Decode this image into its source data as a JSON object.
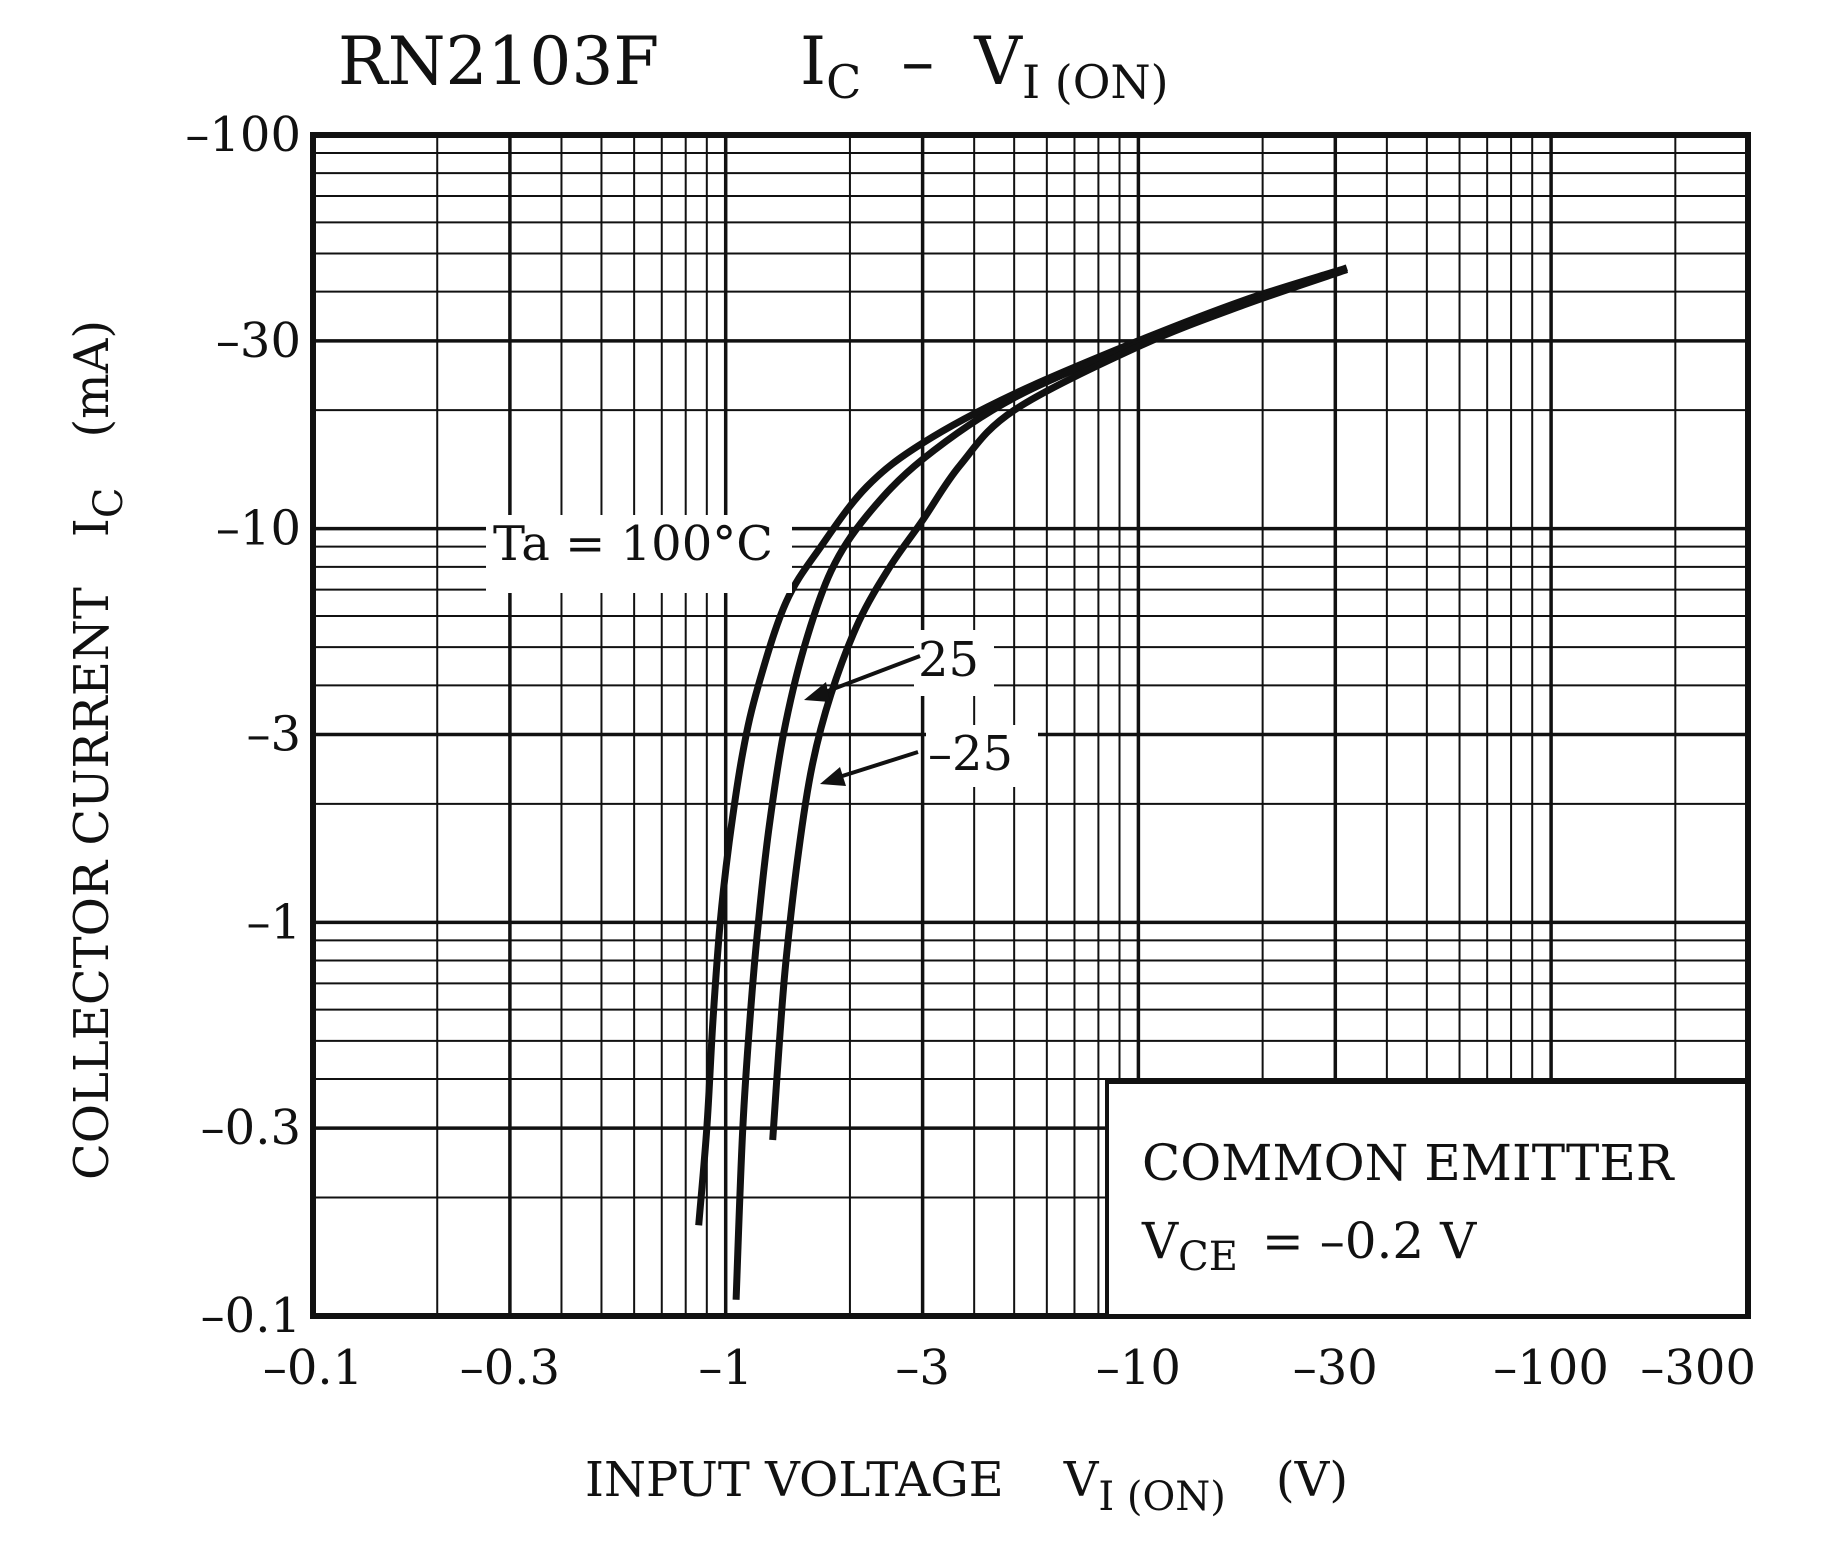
{
  "chart_data": {
    "type": "line",
    "title_part": "RN2103F",
    "title_formula": {
      "main": "I",
      "sub_main": "C",
      "dash": "–",
      "rhs": "V",
      "sub_rhs": "I (ON)"
    },
    "x_axis": {
      "label": "INPUT VOLTAGE",
      "label_symbol": "V",
      "label_sub": "I (ON)",
      "label_unit": "(V)",
      "scale": "log",
      "range": [
        -0.1,
        -300
      ],
      "ticks": [
        {
          "value": -0.1,
          "label": "–0.1"
        },
        {
          "value": -0.3,
          "label": "–0.3"
        },
        {
          "value": -1,
          "label": "–1"
        },
        {
          "value": -3,
          "label": "–3"
        },
        {
          "value": -10,
          "label": "–10"
        },
        {
          "value": -30,
          "label": "–30"
        },
        {
          "value": -100,
          "label": "–100"
        },
        {
          "value": -300,
          "label": "–300"
        }
      ]
    },
    "y_axis": {
      "label": "COLLECTOR CURRENT",
      "label_symbol": "I",
      "label_sub": "C",
      "label_unit": "(mA)",
      "scale": "log",
      "range": [
        -0.1,
        -100
      ],
      "ticks": [
        {
          "value": -0.1,
          "label": "–0.1"
        },
        {
          "value": -0.3,
          "label": "–0.3"
        },
        {
          "value": -1,
          "label": "–1"
        },
        {
          "value": -3,
          "label": "–3"
        },
        {
          "value": -10,
          "label": "–10"
        },
        {
          "value": -30,
          "label": "–30"
        },
        {
          "value": -100,
          "label": "–100"
        }
      ]
    },
    "grid": true,
    "series": [
      {
        "name": "Ta = 100°C",
        "label_text": "Ta = 100°C",
        "points": [
          [
            -0.86,
            -0.17
          ],
          [
            -0.9,
            -0.3
          ],
          [
            -0.93,
            -0.55
          ],
          [
            -0.97,
            -1.0
          ],
          [
            -1.02,
            -1.6
          ],
          [
            -1.1,
            -2.7
          ],
          [
            -1.2,
            -4.0
          ],
          [
            -1.4,
            -6.5
          ],
          [
            -1.7,
            -9.0
          ],
          [
            -2.2,
            -12.8
          ],
          [
            -3.0,
            -16.5
          ],
          [
            -5.0,
            -22.0
          ],
          [
            -10.0,
            -30.0
          ],
          [
            -18.0,
            -38.0
          ],
          [
            -30.0,
            -45.0
          ]
        ]
      },
      {
        "name": "25",
        "label_text": "25",
        "points": [
          [
            -1.06,
            -0.11
          ],
          [
            -1.1,
            -0.3
          ],
          [
            -1.15,
            -0.6
          ],
          [
            -1.2,
            -1.0
          ],
          [
            -1.27,
            -1.7
          ],
          [
            -1.38,
            -3.0
          ],
          [
            -1.55,
            -5.0
          ],
          [
            -1.8,
            -7.8
          ],
          [
            -2.2,
            -10.8
          ],
          [
            -3.0,
            -15.0
          ],
          [
            -5.0,
            -21.5
          ],
          [
            -10.0,
            -29.5
          ],
          [
            -18.0,
            -37.5
          ],
          [
            -32.0,
            -46.0
          ]
        ]
      },
      {
        "name": "-25",
        "label_text": "–25",
        "points": [
          [
            -1.3,
            -0.28
          ],
          [
            -1.35,
            -0.5
          ],
          [
            -1.4,
            -0.8
          ],
          [
            -1.5,
            -1.5
          ],
          [
            -1.62,
            -2.5
          ],
          [
            -1.8,
            -3.8
          ],
          [
            -2.1,
            -5.8
          ],
          [
            -2.5,
            -8.0
          ],
          [
            -3.0,
            -10.5
          ],
          [
            -3.7,
            -14.5
          ],
          [
            -5.0,
            -20.0
          ],
          [
            -10.0,
            -29.0
          ],
          [
            -18.0,
            -37.0
          ],
          [
            -32.0,
            -45.5
          ]
        ]
      }
    ],
    "annotations": [
      {
        "text": "25",
        "points_to_series": "25"
      },
      {
        "text": "–25",
        "points_to_series": "-25"
      }
    ],
    "conditions_box": {
      "line1": "COMMON EMITTER",
      "line2_symbol": "V",
      "line2_sub": "CE",
      "line2_rest": "= –0.2 V"
    }
  }
}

◆ ◆ ◆ ◆ ◆ ◆ ◆

Task to carry out — Output the entries above exactly. Drop the pictures.

Task answer —
Decode this image into its source data as a JSON object.
{
  "chart_data": {
    "type": "line",
    "title_part": "RN2103F",
    "title_formula": {
      "main": "I",
      "sub_main": "C",
      "dash": "–",
      "rhs": "V",
      "sub_rhs": "I (ON)"
    },
    "x_axis": {
      "label": "INPUT VOLTAGE",
      "label_symbol": "V",
      "label_sub": "I (ON)",
      "label_unit": "(V)",
      "scale": "log",
      "range": [
        -0.1,
        -300
      ],
      "ticks": [
        {
          "value": -0.1,
          "label": "–0.1"
        },
        {
          "value": -0.3,
          "label": "–0.3"
        },
        {
          "value": -1,
          "label": "–1"
        },
        {
          "value": -3,
          "label": "–3"
        },
        {
          "value": -10,
          "label": "–10"
        },
        {
          "value": -30,
          "label": "–30"
        },
        {
          "value": -100,
          "label": "–100"
        },
        {
          "value": -300,
          "label": "–300"
        }
      ]
    },
    "y_axis": {
      "label": "COLLECTOR CURRENT",
      "label_symbol": "I",
      "label_sub": "C",
      "label_unit": "(mA)",
      "scale": "log",
      "range": [
        -0.1,
        -100
      ],
      "ticks": [
        {
          "value": -0.1,
          "label": "–0.1"
        },
        {
          "value": -0.3,
          "label": "–0.3"
        },
        {
          "value": -1,
          "label": "–1"
        },
        {
          "value": -3,
          "label": "–3"
        },
        {
          "value": -10,
          "label": "–10"
        },
        {
          "value": -30,
          "label": "–30"
        },
        {
          "value": -100,
          "label": "–100"
        }
      ]
    },
    "grid": true,
    "series": [
      {
        "name": "Ta = 100°C",
        "label_text": "Ta = 100°C",
        "points": [
          [
            -0.86,
            -0.17
          ],
          [
            -0.9,
            -0.3
          ],
          [
            -0.93,
            -0.55
          ],
          [
            -0.97,
            -1.0
          ],
          [
            -1.02,
            -1.6
          ],
          [
            -1.1,
            -2.7
          ],
          [
            -1.2,
            -4.0
          ],
          [
            -1.4,
            -6.5
          ],
          [
            -1.7,
            -9.0
          ],
          [
            -2.2,
            -12.8
          ],
          [
            -3.0,
            -16.5
          ],
          [
            -5.0,
            -22.0
          ],
          [
            -10.0,
            -30.0
          ],
          [
            -18.0,
            -38.0
          ],
          [
            -30.0,
            -45.0
          ]
        ]
      },
      {
        "name": "25",
        "label_text": "25",
        "points": [
          [
            -1.06,
            -0.11
          ],
          [
            -1.1,
            -0.3
          ],
          [
            -1.15,
            -0.6
          ],
          [
            -1.2,
            -1.0
          ],
          [
            -1.27,
            -1.7
          ],
          [
            -1.38,
            -3.0
          ],
          [
            -1.55,
            -5.0
          ],
          [
            -1.8,
            -7.8
          ],
          [
            -2.2,
            -10.8
          ],
          [
            -3.0,
            -15.0
          ],
          [
            -5.0,
            -21.5
          ],
          [
            -10.0,
            -29.5
          ],
          [
            -18.0,
            -37.5
          ],
          [
            -32.0,
            -46.0
          ]
        ]
      },
      {
        "name": "-25",
        "label_text": "–25",
        "points": [
          [
            -1.3,
            -0.28
          ],
          [
            -1.35,
            -0.5
          ],
          [
            -1.4,
            -0.8
          ],
          [
            -1.5,
            -1.5
          ],
          [
            -1.62,
            -2.5
          ],
          [
            -1.8,
            -3.8
          ],
          [
            -2.1,
            -5.8
          ],
          [
            -2.5,
            -8.0
          ],
          [
            -3.0,
            -10.5
          ],
          [
            -3.7,
            -14.5
          ],
          [
            -5.0,
            -20.0
          ],
          [
            -10.0,
            -29.0
          ],
          [
            -18.0,
            -37.0
          ],
          [
            -32.0,
            -45.5
          ]
        ]
      }
    ],
    "annotations": [
      {
        "text": "25",
        "points_to_series": "25"
      },
      {
        "text": "–25",
        "points_to_series": "-25"
      }
    ],
    "conditions_box": {
      "line1": "COMMON EMITTER",
      "line2_symbol": "V",
      "line2_sub": "CE",
      "line2_rest": "= –0.2 V"
    }
  }
}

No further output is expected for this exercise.